Part of a data file:
(begin)

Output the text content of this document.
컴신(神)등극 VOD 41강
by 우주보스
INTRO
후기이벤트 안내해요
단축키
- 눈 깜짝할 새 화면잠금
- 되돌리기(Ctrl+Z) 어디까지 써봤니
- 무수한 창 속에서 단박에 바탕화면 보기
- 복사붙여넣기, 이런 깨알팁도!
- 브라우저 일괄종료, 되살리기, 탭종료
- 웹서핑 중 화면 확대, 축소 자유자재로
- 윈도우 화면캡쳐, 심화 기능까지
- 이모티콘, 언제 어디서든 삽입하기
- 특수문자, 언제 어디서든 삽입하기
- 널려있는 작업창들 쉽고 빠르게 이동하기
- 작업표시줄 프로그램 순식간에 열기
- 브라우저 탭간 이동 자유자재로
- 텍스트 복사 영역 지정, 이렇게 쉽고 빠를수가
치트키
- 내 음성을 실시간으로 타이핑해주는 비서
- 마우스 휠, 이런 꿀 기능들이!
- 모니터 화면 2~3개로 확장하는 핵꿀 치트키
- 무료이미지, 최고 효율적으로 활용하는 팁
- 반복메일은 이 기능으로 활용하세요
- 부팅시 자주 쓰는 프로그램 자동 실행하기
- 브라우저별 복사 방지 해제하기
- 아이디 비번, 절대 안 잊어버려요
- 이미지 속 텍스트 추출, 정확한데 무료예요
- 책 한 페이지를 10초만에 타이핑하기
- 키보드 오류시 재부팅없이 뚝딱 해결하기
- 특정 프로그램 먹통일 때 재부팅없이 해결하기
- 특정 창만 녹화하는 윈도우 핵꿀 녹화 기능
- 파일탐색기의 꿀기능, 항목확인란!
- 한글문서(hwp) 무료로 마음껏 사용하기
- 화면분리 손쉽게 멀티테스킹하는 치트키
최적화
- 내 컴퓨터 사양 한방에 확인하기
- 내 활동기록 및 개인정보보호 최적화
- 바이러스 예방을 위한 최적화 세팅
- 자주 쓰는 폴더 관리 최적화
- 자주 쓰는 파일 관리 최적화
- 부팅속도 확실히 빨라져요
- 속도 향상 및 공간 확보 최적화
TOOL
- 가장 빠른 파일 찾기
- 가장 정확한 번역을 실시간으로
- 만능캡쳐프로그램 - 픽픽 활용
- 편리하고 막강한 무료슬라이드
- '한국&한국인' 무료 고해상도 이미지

(end)

### Task directions
Give back all the data exactly as written.

### Result of this exercise
Output the text content of this document.
컴신(神)등극 VOD 41강
by 우주보스
INTRO
후기이벤트 안내해요
단축키
- 눈 깜짝할 새 화면잠금
- 되돌리기(Ctrl+Z) 어디까지 써봤니
- 무수한 창 속에서 단박에 바탕화면 보기
- 복사붙여넣기, 이런 깨알팁도!
- 브라우저 일괄종료, 되살리기, 탭종료
- 웹서핑 중 화면 확대, 축소 자유자재로
- 윈도우 화면캡쳐, 심화 기능까지
- 이모티콘, 언제 어디서든 삽입하기
- 특수문자, 언제 어디서든 삽입하기
- 널려있는 작업창들 쉽고 빠르게 이동하기
- 작업표시줄 프로그램 순식간에 열기
- 브라우저 탭간 이동 자유자재로
- 텍스트 복사 영역 지정, 이렇게 쉽고 빠를수가
치트키
- 내 음성을 실시간으로 타이핑해주는 비서
- 마우스 휠, 이런 꿀 기능들이!
- 모니터 화면 2~3개로 확장하는 핵꿀 치트키
- 무료이미지, 최고 효율적으로 활용하는 팁
- 반복메일은 이 기능으로 활용하세요
- 부팅시 자주 쓰는 프로그램 자동 실행하기
- 브라우저별 복사 방지 해제하기
- 아이디 비번, 절대 안 잊어버려요
- 이미지 속 텍스트 추출, 정확한데 무료예요
- 책 한 페이지를 10초만에 타이핑하기
- 키보드 오류시 재부팅없이 뚝딱 해결하기
- 특정 프로그램 먹통일 때 재부팅없이 해결하기
- 특정 창만 녹화하는 윈도우 핵꿀 녹화 기능
- 파일탐색기의 꿀기능, 항목확인란!
- 한글문서(hwp) 무료로 마음껏 사용하기
- 화면분리 손쉽게 멀티테스킹하는 치트키
최적화
- 내 컴퓨터 사양 한방에 확인하기
- 내 활동기록 및 개인정보보호 최적화
- 바이러스 예방을 위한 최적화 세팅
- 자주 쓰는 폴더 관리 최적화
- 자주 쓰는 파일 관리 최적화
- 부팅속도 확실히 빨라져요
- 속도 향상 및 공간 확보 최적화
TOOL
- 가장 빠른 파일 찾기
- 가장 정확한 번역을 실시간으로
- 만능캡쳐프로그램 - 픽픽 활용
- 편리하고 막강한 무료슬라이드
- '한국&한국인' 무료 고해상도 이미지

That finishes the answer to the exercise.